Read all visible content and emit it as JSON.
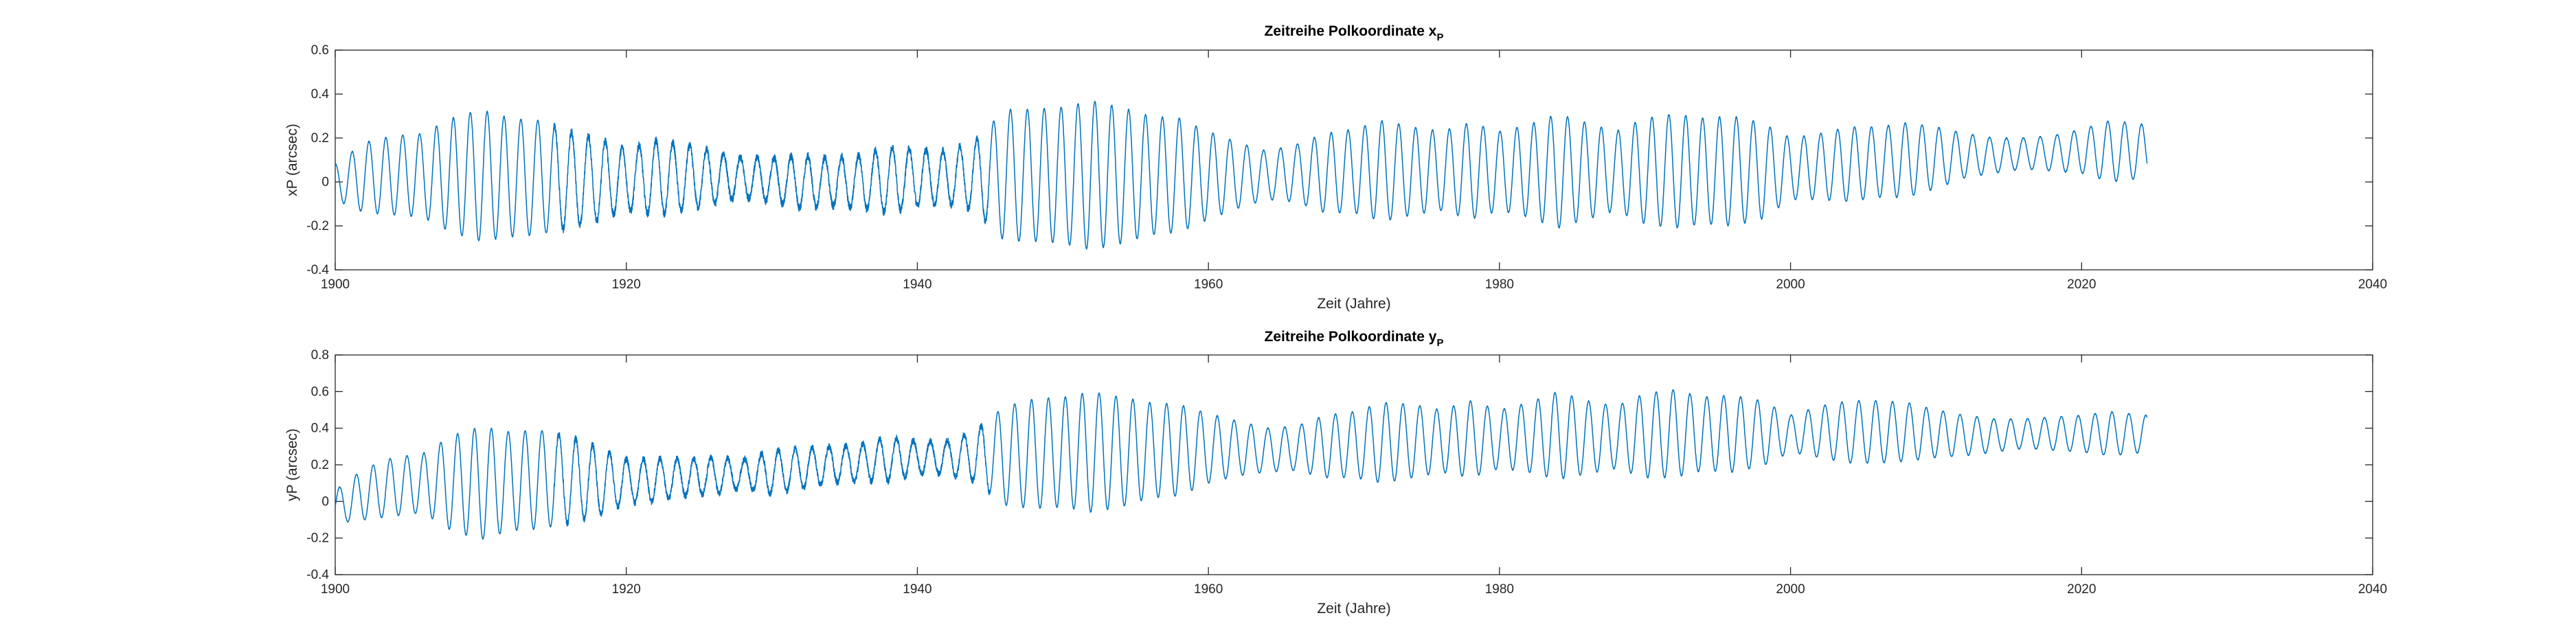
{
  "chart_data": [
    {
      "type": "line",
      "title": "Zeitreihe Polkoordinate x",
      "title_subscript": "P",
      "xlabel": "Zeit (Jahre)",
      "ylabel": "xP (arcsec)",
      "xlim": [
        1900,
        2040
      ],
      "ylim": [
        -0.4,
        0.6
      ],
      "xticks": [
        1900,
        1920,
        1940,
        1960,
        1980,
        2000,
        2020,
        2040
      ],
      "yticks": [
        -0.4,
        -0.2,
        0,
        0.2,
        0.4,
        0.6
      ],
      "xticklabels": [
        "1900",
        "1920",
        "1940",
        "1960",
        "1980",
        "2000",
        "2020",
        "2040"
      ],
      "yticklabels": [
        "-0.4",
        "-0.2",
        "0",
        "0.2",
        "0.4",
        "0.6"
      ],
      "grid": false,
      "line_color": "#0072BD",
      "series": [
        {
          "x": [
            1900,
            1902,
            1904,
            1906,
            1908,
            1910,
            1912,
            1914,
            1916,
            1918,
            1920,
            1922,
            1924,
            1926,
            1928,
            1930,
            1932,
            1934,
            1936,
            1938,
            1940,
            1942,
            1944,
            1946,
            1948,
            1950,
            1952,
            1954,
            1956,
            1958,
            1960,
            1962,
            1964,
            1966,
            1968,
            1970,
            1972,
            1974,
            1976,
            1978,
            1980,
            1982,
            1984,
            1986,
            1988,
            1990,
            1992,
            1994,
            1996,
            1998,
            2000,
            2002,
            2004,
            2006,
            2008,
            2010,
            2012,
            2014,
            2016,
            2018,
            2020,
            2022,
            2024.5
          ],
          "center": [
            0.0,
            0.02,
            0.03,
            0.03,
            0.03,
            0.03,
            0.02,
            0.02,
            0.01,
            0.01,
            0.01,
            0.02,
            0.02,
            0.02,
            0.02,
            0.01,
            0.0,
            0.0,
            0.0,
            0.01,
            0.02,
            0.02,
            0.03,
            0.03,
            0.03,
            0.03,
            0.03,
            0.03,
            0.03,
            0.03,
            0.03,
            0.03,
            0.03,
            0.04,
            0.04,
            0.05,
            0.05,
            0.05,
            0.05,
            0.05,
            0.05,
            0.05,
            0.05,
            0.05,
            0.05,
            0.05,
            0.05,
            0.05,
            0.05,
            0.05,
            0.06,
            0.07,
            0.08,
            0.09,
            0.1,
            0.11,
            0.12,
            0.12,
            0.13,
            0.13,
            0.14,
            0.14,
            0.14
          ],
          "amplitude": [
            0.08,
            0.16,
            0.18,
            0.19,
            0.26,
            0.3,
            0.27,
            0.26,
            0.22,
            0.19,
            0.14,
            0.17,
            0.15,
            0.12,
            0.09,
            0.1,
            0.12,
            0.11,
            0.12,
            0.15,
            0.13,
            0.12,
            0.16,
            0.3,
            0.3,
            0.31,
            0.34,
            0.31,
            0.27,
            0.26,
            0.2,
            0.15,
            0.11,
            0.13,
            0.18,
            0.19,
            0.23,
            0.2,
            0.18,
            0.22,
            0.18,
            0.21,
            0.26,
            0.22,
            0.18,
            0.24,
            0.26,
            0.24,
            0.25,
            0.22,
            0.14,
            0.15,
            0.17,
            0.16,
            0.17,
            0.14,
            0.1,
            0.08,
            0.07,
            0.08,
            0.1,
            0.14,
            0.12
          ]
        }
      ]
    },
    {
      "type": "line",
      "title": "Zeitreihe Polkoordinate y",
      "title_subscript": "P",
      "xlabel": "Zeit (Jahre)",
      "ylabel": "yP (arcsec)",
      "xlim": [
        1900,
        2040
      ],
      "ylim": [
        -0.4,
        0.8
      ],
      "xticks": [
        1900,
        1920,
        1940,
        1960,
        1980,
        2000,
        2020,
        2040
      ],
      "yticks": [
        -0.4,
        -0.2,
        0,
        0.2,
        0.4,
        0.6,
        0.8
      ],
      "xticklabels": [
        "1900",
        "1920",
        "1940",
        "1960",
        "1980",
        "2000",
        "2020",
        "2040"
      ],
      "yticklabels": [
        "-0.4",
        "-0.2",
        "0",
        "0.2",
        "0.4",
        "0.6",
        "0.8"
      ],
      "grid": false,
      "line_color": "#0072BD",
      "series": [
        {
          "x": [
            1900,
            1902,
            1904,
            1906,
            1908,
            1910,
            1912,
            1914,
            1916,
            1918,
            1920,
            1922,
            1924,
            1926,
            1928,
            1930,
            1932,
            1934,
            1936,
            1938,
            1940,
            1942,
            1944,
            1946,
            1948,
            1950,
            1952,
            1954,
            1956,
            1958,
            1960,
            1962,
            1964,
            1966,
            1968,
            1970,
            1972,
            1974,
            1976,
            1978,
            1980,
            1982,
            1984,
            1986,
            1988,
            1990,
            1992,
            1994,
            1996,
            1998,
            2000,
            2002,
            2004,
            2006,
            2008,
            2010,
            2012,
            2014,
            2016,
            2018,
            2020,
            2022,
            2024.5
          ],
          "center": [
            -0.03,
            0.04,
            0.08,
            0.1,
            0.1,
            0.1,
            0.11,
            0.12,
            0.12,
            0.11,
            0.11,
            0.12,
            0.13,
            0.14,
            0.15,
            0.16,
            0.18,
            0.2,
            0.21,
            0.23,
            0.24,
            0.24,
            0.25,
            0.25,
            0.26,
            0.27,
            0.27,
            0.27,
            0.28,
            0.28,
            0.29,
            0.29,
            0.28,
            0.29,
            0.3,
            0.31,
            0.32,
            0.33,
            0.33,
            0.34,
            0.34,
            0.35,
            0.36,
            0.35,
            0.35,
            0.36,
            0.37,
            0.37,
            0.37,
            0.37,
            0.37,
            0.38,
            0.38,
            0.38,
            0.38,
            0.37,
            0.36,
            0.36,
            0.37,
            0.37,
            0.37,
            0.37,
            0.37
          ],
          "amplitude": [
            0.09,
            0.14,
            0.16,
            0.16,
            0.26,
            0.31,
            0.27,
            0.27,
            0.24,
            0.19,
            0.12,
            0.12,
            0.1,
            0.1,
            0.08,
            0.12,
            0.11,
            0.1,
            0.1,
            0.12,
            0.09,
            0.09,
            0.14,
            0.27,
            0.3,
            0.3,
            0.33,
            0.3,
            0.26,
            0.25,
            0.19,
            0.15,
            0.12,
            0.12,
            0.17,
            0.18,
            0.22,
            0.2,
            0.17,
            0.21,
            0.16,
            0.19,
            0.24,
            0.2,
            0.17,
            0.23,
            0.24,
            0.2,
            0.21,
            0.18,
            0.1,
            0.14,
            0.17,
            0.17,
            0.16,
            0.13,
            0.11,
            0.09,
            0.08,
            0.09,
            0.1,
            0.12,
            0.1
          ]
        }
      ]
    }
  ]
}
━━━━
All records must be output exactly as they are, except for the pictures, which are left out.

Read all visible content and emit it as JSON.
{
  "chart_data": [
    {
      "type": "line",
      "title": "Zeitreihe Polkoordinate x",
      "title_subscript": "P",
      "xlabel": "Zeit (Jahre)",
      "ylabel": "xP (arcsec)",
      "xlim": [
        1900,
        2040
      ],
      "ylim": [
        -0.4,
        0.6
      ],
      "xticks": [
        1900,
        1920,
        1940,
        1960,
        1980,
        2000,
        2020,
        2040
      ],
      "yticks": [
        -0.4,
        -0.2,
        0,
        0.2,
        0.4,
        0.6
      ],
      "xticklabels": [
        "1900",
        "1920",
        "1940",
        "1960",
        "1980",
        "2000",
        "2020",
        "2040"
      ],
      "yticklabels": [
        "-0.4",
        "-0.2",
        "0",
        "0.2",
        "0.4",
        "0.6"
      ],
      "grid": false,
      "line_color": "#0072BD",
      "series": [
        {
          "x": [
            1900,
            1902,
            1904,
            1906,
            1908,
            1910,
            1912,
            1914,
            1916,
            1918,
            1920,
            1922,
            1924,
            1926,
            1928,
            1930,
            1932,
            1934,
            1936,
            1938,
            1940,
            1942,
            1944,
            1946,
            1948,
            1950,
            1952,
            1954,
            1956,
            1958,
            1960,
            1962,
            1964,
            1966,
            1968,
            1970,
            1972,
            1974,
            1976,
            1978,
            1980,
            1982,
            1984,
            1986,
            1988,
            1990,
            1992,
            1994,
            1996,
            1998,
            2000,
            2002,
            2004,
            2006,
            2008,
            2010,
            2012,
            2014,
            2016,
            2018,
            2020,
            2022,
            2024.5
          ],
          "center": [
            0.0,
            0.02,
            0.03,
            0.03,
            0.03,
            0.03,
            0.02,
            0.02,
            0.01,
            0.01,
            0.01,
            0.02,
            0.02,
            0.02,
            0.02,
            0.01,
            0.0,
            0.0,
            0.0,
            0.01,
            0.02,
            0.02,
            0.03,
            0.03,
            0.03,
            0.03,
            0.03,
            0.03,
            0.03,
            0.03,
            0.03,
            0.03,
            0.03,
            0.04,
            0.04,
            0.05,
            0.05,
            0.05,
            0.05,
            0.05,
            0.05,
            0.05,
            0.05,
            0.05,
            0.05,
            0.05,
            0.05,
            0.05,
            0.05,
            0.05,
            0.06,
            0.07,
            0.08,
            0.09,
            0.1,
            0.11,
            0.12,
            0.12,
            0.13,
            0.13,
            0.14,
            0.14,
            0.14
          ],
          "amplitude": [
            0.08,
            0.16,
            0.18,
            0.19,
            0.26,
            0.3,
            0.27,
            0.26,
            0.22,
            0.19,
            0.14,
            0.17,
            0.15,
            0.12,
            0.09,
            0.1,
            0.12,
            0.11,
            0.12,
            0.15,
            0.13,
            0.12,
            0.16,
            0.3,
            0.3,
            0.31,
            0.34,
            0.31,
            0.27,
            0.26,
            0.2,
            0.15,
            0.11,
            0.13,
            0.18,
            0.19,
            0.23,
            0.2,
            0.18,
            0.22,
            0.18,
            0.21,
            0.26,
            0.22,
            0.18,
            0.24,
            0.26,
            0.24,
            0.25,
            0.22,
            0.14,
            0.15,
            0.17,
            0.16,
            0.17,
            0.14,
            0.1,
            0.08,
            0.07,
            0.08,
            0.1,
            0.14,
            0.12
          ]
        }
      ]
    },
    {
      "type": "line",
      "title": "Zeitreihe Polkoordinate y",
      "title_subscript": "P",
      "xlabel": "Zeit (Jahre)",
      "ylabel": "yP (arcsec)",
      "xlim": [
        1900,
        2040
      ],
      "ylim": [
        -0.4,
        0.8
      ],
      "xticks": [
        1900,
        1920,
        1940,
        1960,
        1980,
        2000,
        2020,
        2040
      ],
      "yticks": [
        -0.4,
        -0.2,
        0,
        0.2,
        0.4,
        0.6,
        0.8
      ],
      "xticklabels": [
        "1900",
        "1920",
        "1940",
        "1960",
        "1980",
        "2000",
        "2020",
        "2040"
      ],
      "yticklabels": [
        "-0.4",
        "-0.2",
        "0",
        "0.2",
        "0.4",
        "0.6",
        "0.8"
      ],
      "grid": false,
      "line_color": "#0072BD",
      "series": [
        {
          "x": [
            1900,
            1902,
            1904,
            1906,
            1908,
            1910,
            1912,
            1914,
            1916,
            1918,
            1920,
            1922,
            1924,
            1926,
            1928,
            1930,
            1932,
            1934,
            1936,
            1938,
            1940,
            1942,
            1944,
            1946,
            1948,
            1950,
            1952,
            1954,
            1956,
            1958,
            1960,
            1962,
            1964,
            1966,
            1968,
            1970,
            1972,
            1974,
            1976,
            1978,
            1980,
            1982,
            1984,
            1986,
            1988,
            1990,
            1992,
            1994,
            1996,
            1998,
            2000,
            2002,
            2004,
            2006,
            2008,
            2010,
            2012,
            2014,
            2016,
            2018,
            2020,
            2022,
            2024.5
          ],
          "center": [
            -0.03,
            0.04,
            0.08,
            0.1,
            0.1,
            0.1,
            0.11,
            0.12,
            0.12,
            0.11,
            0.11,
            0.12,
            0.13,
            0.14,
            0.15,
            0.16,
            0.18,
            0.2,
            0.21,
            0.23,
            0.24,
            0.24,
            0.25,
            0.25,
            0.26,
            0.27,
            0.27,
            0.27,
            0.28,
            0.28,
            0.29,
            0.29,
            0.28,
            0.29,
            0.3,
            0.31,
            0.32,
            0.33,
            0.33,
            0.34,
            0.34,
            0.35,
            0.36,
            0.35,
            0.35,
            0.36,
            0.37,
            0.37,
            0.37,
            0.37,
            0.37,
            0.38,
            0.38,
            0.38,
            0.38,
            0.37,
            0.36,
            0.36,
            0.37,
            0.37,
            0.37,
            0.37,
            0.37
          ],
          "amplitude": [
            0.09,
            0.14,
            0.16,
            0.16,
            0.26,
            0.31,
            0.27,
            0.27,
            0.24,
            0.19,
            0.12,
            0.12,
            0.1,
            0.1,
            0.08,
            0.12,
            0.11,
            0.1,
            0.1,
            0.12,
            0.09,
            0.09,
            0.14,
            0.27,
            0.3,
            0.3,
            0.33,
            0.3,
            0.26,
            0.25,
            0.19,
            0.15,
            0.12,
            0.12,
            0.17,
            0.18,
            0.22,
            0.2,
            0.17,
            0.21,
            0.16,
            0.19,
            0.24,
            0.2,
            0.17,
            0.23,
            0.24,
            0.2,
            0.21,
            0.18,
            0.1,
            0.14,
            0.17,
            0.17,
            0.16,
            0.13,
            0.11,
            0.09,
            0.08,
            0.09,
            0.1,
            0.12,
            0.1
          ]
        }
      ]
    }
  ]
}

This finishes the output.